| TASK DESCRIPTION |
Your task is to copy every line of the entries that contains "Densitate".

##### THE RECORDS

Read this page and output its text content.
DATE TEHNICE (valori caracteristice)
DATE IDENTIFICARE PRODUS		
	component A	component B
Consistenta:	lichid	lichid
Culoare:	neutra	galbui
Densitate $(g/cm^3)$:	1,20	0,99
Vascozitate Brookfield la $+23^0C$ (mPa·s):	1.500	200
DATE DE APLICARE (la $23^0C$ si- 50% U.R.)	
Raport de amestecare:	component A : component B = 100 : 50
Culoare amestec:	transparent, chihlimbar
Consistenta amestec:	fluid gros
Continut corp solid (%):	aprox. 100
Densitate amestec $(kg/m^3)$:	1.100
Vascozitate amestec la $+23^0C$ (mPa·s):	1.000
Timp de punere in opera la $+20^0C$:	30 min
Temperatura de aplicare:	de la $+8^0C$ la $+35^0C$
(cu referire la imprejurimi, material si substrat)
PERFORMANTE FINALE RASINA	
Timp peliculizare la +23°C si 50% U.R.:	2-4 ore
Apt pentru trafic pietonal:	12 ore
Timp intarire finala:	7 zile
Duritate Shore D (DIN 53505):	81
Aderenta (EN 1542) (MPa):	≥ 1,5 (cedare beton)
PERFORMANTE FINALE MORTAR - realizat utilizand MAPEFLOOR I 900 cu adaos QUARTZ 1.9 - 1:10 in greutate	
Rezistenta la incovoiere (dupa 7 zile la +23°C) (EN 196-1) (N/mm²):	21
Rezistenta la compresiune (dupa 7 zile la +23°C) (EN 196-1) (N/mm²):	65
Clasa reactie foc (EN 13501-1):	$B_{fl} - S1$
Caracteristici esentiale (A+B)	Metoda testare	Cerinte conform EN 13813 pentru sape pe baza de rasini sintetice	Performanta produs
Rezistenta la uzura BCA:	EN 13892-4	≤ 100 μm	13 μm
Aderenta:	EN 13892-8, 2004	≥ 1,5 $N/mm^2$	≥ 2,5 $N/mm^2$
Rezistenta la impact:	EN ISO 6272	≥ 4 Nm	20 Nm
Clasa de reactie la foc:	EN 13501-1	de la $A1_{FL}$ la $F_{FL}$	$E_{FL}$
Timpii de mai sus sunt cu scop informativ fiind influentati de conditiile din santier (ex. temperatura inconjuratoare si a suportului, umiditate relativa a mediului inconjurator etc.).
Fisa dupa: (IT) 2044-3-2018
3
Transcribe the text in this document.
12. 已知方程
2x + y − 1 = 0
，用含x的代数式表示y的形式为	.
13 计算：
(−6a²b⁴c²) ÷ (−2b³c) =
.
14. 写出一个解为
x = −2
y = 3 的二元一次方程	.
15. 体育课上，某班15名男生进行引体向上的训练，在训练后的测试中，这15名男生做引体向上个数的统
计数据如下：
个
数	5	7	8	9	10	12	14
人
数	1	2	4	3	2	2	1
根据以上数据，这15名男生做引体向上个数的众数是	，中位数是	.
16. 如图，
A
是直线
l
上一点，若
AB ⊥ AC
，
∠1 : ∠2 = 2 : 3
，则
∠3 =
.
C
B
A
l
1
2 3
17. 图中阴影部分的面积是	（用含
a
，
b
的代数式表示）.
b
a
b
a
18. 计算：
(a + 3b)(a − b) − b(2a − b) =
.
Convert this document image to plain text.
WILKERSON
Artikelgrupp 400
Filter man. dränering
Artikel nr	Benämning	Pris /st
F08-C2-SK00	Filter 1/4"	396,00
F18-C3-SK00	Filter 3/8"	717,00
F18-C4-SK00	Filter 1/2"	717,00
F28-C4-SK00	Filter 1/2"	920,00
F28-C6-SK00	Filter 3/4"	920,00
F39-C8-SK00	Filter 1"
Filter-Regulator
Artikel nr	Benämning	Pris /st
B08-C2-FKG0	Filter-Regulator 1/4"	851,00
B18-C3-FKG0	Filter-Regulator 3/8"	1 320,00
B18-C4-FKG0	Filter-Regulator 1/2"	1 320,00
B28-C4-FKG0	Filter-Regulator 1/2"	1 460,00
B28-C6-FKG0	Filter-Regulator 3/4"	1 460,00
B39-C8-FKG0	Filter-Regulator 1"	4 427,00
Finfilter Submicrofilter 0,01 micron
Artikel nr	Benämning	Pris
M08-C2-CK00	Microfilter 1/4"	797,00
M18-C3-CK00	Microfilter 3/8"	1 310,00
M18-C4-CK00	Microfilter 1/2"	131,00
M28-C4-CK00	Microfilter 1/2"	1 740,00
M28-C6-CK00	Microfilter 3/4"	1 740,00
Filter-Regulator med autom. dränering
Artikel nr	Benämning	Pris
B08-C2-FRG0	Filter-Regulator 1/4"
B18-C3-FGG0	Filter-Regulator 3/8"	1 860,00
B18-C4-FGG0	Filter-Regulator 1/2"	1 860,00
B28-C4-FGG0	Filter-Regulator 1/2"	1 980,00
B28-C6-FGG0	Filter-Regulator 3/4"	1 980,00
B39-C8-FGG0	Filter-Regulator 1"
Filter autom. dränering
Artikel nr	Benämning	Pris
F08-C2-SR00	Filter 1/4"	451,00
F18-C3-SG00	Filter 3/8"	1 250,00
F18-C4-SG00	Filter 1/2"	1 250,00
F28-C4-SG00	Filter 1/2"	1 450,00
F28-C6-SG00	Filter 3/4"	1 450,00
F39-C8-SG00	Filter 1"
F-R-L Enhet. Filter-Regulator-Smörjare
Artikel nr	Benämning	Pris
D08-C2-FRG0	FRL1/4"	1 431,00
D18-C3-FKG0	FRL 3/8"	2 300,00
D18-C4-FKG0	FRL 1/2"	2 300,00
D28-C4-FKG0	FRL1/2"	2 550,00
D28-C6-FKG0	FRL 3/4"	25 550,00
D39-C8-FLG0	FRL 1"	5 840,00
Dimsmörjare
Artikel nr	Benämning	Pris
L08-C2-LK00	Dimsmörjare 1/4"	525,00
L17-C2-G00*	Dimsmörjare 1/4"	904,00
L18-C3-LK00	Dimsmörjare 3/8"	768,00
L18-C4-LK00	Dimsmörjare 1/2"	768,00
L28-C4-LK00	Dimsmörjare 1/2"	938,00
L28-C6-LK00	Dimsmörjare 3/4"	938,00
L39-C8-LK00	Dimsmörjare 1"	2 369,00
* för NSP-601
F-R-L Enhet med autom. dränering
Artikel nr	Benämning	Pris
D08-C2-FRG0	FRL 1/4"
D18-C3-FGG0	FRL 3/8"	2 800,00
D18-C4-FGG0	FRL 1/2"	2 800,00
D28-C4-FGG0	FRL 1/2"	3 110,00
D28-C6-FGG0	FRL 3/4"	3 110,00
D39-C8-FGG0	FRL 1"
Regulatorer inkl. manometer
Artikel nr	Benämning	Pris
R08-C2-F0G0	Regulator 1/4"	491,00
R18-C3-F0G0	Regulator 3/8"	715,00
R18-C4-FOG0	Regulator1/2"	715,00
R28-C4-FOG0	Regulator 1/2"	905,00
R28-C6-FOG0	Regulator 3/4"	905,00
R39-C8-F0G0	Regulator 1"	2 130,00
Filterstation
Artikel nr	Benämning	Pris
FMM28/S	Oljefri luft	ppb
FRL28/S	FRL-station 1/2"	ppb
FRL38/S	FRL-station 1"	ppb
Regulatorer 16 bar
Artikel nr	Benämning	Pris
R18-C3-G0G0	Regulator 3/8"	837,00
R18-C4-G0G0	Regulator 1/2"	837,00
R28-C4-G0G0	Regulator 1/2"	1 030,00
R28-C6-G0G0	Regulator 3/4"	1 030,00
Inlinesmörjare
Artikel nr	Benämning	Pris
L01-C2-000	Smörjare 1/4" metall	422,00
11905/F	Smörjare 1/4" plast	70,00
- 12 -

##########

| TASK ANSWER |
Densitate $(g/cm^3)$:	1,20	0,99
Densitate amestec $(kg/m^3)$:	1.100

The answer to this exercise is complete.